**Exercise instructions:** Copy every record word for word.

• • • • • • •

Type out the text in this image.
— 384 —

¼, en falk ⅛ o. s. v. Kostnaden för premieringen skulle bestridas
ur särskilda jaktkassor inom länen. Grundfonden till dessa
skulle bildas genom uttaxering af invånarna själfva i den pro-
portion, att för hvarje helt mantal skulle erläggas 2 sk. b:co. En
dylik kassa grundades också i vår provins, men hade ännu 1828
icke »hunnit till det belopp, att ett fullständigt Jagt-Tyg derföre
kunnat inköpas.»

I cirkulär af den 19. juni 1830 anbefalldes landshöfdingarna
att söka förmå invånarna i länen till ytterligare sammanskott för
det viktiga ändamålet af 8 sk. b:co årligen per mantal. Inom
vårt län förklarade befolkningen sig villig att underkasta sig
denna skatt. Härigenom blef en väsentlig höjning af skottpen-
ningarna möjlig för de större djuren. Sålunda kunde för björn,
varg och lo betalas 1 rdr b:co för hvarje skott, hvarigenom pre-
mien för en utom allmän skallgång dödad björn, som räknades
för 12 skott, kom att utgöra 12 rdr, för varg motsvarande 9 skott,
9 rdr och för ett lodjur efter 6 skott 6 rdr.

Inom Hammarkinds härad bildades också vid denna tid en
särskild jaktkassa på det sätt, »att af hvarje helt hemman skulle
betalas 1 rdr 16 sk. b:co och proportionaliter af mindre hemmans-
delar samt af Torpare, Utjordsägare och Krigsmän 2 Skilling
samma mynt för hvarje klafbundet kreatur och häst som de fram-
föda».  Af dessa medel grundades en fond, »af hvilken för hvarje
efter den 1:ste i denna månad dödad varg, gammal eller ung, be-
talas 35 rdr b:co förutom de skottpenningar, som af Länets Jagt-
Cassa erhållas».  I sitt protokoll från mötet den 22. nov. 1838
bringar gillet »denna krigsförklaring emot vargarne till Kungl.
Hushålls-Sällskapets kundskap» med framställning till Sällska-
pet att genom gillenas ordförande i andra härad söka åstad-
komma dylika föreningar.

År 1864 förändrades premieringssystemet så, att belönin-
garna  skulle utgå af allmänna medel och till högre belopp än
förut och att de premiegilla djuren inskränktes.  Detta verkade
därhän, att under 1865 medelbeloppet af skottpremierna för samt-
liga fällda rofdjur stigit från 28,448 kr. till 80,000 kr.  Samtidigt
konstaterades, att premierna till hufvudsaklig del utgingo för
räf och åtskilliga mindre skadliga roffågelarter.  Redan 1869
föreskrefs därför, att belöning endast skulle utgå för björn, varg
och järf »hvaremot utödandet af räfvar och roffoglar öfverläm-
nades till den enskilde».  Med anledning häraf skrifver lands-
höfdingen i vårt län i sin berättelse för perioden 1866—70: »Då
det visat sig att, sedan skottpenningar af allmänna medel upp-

• • • • • • •

**Task result:**
Type out the text in this image.
— 384 —

¼, en falk ⅛ o. s. v. Kostnaden för premieringen skulle bestridas
ur särskilda jaktkassor inom länen. Grundfonden till dessa
skulle bildas genom uttaxering af invånarna själfva i den pro-
portion, att för hvarje helt mantal skulle erläggas 2 sk. b:co. En
dylik kassa grundades också i vår provins, men hade ännu 1828
icke »hunnit till det belopp, att ett fullständigt Jagt-Tyg derföre
kunnat inköpas.»

I cirkulär af den 19. juni 1830 anbefalldes landshöfdingarna
att söka förmå invånarna i länen till ytterligare sammanskott för
det viktiga ändamålet af 8 sk. b:co årligen per mantal. Inom
vårt län förklarade befolkningen sig villig att underkasta sig
denna skatt. Härigenom blef en väsentlig höjning af skottpen-
ningarna möjlig för de större djuren. Sålunda kunde för björn,
varg och lo betalas 1 rdr b:co för hvarje skott, hvarigenom pre-
mien för en utom allmän skallgång dödad björn, som räknades
för 12 skott, kom att utgöra 12 rdr, för varg motsvarande 9 skott,
9 rdr och för ett lodjur efter 6 skott 6 rdr.

Inom Hammarkinds härad bildades också vid denna tid en
särskild jaktkassa på det sätt, »att af hvarje helt hemman skulle
betalas 1 rdr 16 sk. b:co och proportionaliter af mindre hemmans-
delar samt af Torpare, Utjordsägare och Krigsmän 2 Skilling
samma mynt för hvarje klafbundet kreatur och häst som de fram-
föda».  Af dessa medel grundades en fond, »af hvilken för hvarje
efter den 1:ste i denna månad dödad varg, gammal eller ung, be-
talas 35 rdr b:co förutom de skottpenningar, som af Länets Jagt-
Cassa erhållas».  I sitt protokoll från mötet den 22. nov. 1838
bringar gillet »denna krigsförklaring emot vargarne till Kungl.
Hushålls-Sällskapets kundskap» med framställning till Sällska-
pet att genom gillenas ordförande i andra härad söka åstad-
komma dylika föreningar.

År 1864 förändrades premieringssystemet så, att belönin-
garna  skulle utgå af allmänna medel och till högre belopp än
förut och att de premiegilla djuren inskränktes.  Detta verkade
därhän, att under 1865 medelbeloppet af skottpremierna för samt-
liga fällda rofdjur stigit från 28,448 kr. till 80,000 kr.  Samtidigt
konstaterades, att premierna till hufvudsaklig del utgingo för
räf och åtskilliga mindre skadliga roffågelarter.  Redan 1869
föreskrefs därför, att belöning endast skulle utgå för björn, varg
och järf »hvaremot utödandet af räfvar och roffoglar öfverläm-
nades till den enskilde».  Med anledning häraf skrifver lands-
höfdingen i vårt län i sin berättelse för perioden 1866—70: »Då
det visat sig att, sedan skottpenningar af allmänna medel upp-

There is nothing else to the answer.